Provided material
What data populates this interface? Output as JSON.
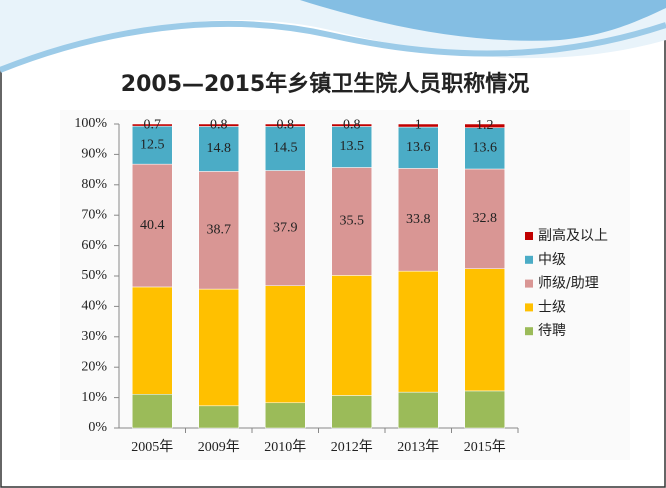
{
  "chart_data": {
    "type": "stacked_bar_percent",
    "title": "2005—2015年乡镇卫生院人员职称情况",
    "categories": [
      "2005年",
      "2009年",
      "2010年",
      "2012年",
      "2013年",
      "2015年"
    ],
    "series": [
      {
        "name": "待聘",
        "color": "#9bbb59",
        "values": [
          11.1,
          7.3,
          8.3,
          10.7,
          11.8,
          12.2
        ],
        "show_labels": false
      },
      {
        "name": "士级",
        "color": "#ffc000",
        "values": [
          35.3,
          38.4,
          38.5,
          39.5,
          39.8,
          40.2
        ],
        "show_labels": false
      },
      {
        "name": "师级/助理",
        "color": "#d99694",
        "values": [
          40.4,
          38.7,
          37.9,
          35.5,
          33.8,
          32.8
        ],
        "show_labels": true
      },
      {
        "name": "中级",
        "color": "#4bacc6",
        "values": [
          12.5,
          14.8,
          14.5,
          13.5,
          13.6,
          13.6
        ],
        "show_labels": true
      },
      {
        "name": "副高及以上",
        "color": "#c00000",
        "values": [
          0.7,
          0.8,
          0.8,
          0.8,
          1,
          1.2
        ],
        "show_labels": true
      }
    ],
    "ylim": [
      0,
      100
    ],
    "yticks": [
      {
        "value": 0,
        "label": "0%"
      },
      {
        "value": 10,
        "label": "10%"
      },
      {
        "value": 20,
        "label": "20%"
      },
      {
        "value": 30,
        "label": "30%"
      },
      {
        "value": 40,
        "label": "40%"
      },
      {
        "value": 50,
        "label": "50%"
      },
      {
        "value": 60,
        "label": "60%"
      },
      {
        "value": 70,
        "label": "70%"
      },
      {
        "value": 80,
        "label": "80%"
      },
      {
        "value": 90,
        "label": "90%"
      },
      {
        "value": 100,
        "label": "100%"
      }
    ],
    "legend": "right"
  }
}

* * *

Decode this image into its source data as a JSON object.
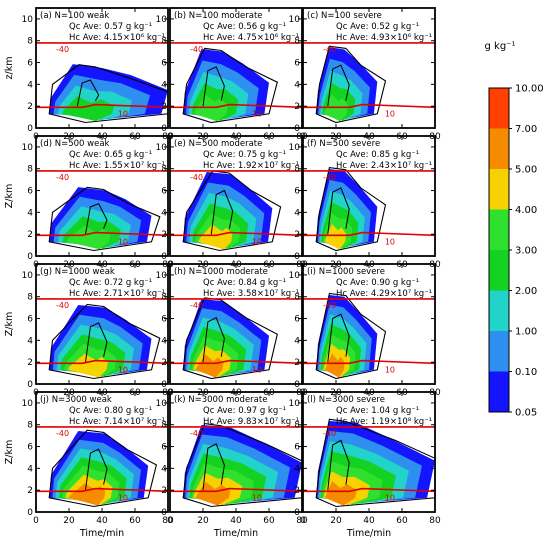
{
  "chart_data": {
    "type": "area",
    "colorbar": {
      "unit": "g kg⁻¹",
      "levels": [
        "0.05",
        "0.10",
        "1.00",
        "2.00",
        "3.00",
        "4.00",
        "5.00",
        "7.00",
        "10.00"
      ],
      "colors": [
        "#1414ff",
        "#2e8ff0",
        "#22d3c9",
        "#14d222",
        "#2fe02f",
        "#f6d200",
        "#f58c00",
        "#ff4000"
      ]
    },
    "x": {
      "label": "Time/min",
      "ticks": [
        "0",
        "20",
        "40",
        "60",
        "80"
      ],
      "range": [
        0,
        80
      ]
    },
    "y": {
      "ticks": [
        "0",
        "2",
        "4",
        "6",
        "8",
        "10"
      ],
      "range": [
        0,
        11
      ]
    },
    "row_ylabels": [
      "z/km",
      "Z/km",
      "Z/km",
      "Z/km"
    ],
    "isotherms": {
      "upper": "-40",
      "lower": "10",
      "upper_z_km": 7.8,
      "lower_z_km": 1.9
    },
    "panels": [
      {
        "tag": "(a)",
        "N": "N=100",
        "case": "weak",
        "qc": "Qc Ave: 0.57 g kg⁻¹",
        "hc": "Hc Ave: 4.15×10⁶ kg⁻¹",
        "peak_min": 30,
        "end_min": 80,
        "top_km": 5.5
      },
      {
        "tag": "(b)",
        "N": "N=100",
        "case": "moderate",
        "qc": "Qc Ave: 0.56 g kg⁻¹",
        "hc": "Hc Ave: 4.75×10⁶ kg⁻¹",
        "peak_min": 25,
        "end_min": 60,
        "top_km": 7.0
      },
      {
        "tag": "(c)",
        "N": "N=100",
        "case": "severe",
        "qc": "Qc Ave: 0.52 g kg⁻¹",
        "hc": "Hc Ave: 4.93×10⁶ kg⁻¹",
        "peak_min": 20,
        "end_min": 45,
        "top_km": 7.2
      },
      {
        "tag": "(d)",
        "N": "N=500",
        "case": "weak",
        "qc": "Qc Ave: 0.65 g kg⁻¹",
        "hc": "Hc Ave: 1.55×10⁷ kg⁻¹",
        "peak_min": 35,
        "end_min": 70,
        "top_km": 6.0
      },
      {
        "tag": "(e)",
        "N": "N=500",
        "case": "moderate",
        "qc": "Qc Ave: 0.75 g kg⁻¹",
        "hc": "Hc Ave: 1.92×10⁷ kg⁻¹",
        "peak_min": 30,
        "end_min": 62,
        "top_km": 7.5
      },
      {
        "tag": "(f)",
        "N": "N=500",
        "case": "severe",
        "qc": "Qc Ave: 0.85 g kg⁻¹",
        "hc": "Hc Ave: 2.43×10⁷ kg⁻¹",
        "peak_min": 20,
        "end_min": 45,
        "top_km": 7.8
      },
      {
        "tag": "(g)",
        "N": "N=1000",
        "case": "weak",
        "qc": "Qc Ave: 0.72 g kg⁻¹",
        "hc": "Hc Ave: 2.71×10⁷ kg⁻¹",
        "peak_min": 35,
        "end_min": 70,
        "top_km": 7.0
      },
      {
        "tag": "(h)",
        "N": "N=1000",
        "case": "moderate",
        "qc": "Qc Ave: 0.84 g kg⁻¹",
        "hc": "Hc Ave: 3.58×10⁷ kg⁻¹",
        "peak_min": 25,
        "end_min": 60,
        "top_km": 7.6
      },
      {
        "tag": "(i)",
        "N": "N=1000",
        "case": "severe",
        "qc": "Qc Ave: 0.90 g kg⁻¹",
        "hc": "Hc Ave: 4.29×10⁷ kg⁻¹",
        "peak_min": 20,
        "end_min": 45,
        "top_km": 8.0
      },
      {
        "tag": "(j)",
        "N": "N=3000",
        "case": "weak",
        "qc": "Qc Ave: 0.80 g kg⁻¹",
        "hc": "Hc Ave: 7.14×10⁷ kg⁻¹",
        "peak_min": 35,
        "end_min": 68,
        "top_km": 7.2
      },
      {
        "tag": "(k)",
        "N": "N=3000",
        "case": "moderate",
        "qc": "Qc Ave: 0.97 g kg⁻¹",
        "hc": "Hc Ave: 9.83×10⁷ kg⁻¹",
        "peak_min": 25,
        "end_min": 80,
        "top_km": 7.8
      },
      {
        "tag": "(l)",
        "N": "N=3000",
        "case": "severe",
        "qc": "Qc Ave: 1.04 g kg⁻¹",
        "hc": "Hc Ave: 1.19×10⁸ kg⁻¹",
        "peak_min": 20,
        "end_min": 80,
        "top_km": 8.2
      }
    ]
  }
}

Exercise prompt
Your answer should be a single number: how many lines in the data above include "JSON"?

Full solution
2